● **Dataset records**
..............................
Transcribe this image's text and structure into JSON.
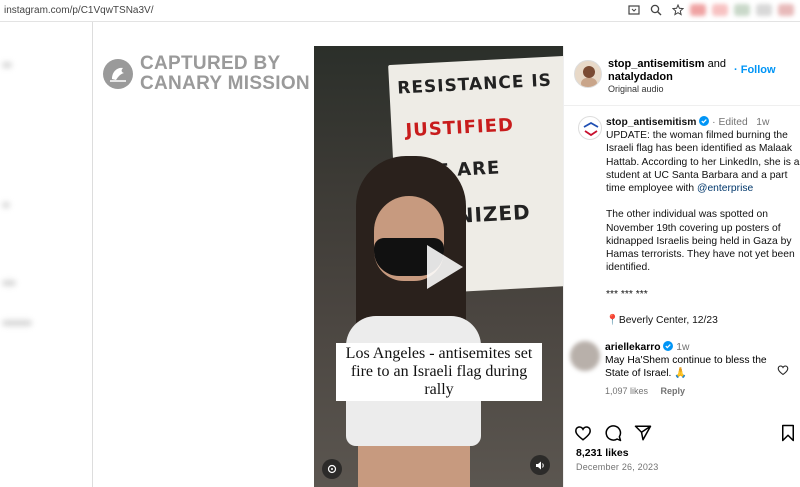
{
  "browser": {
    "url": "instagram.com/p/C1VqwTSNa3V/"
  },
  "watermark": {
    "line1": "CAPTURED BY",
    "line2": "CANARY MISSION"
  },
  "video": {
    "sign_lines": [
      "RESISTANCE IS",
      "JUSTIFIED",
      "OPLE ARE",
      "COLONIZED"
    ],
    "caption": "Los Angeles - antisemites set fire to an Israeli flag during rally"
  },
  "post_header": {
    "author1": "stop_antisemitism",
    "joiner": " and",
    "author2": "natalydadon",
    "audio": "Original audio",
    "follow_label": "Follow"
  },
  "post": {
    "author": "stop_antisemitism",
    "edited": "Edited",
    "age": "1w",
    "para1_prefix": "UPDATE: the woman filmed burning the Israeli flag has been identified as Malaak Hattab. According to her LinkedIn, she is a student at UC Santa Barbara and a part time employee with ",
    "para1_mention": "@enterprise",
    "para2": "The other individual was spotted on November 19th covering up posters of kidnapped Israelis being held in Gaza by Hamas terrorists. They have not yet been identified.",
    "separator": "*** *** ***",
    "location": "Beverly Center, 12/23"
  },
  "comment": {
    "author": "ariellekarro",
    "age": "1w",
    "text": "May Ha'Shem continue to bless the State of Israel. 🙏",
    "likes": "1,097 likes",
    "reply_label": "Reply"
  },
  "footer": {
    "likes": "8,231 likes",
    "date": "December 26, 2023"
  },
  "colors": {
    "accent": "#0095f6",
    "verified": "#0095f6",
    "muted": "#737373"
  }
}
..............................
● **SHORT EXERCISE**
Copy each line containing the word "flag" from the data.

● **SOLUTION FOR THIS EXERCISE**
    "caption": "Los Angeles - antisemites set fire to an Israeli flag during rally"
    "para1_prefix": "UPDATE: the woman filmed burning the Israeli flag has been identified as Malaak Hattab. According to her LinkedIn, she is a student at UC Santa Barbara and a part time employee with ",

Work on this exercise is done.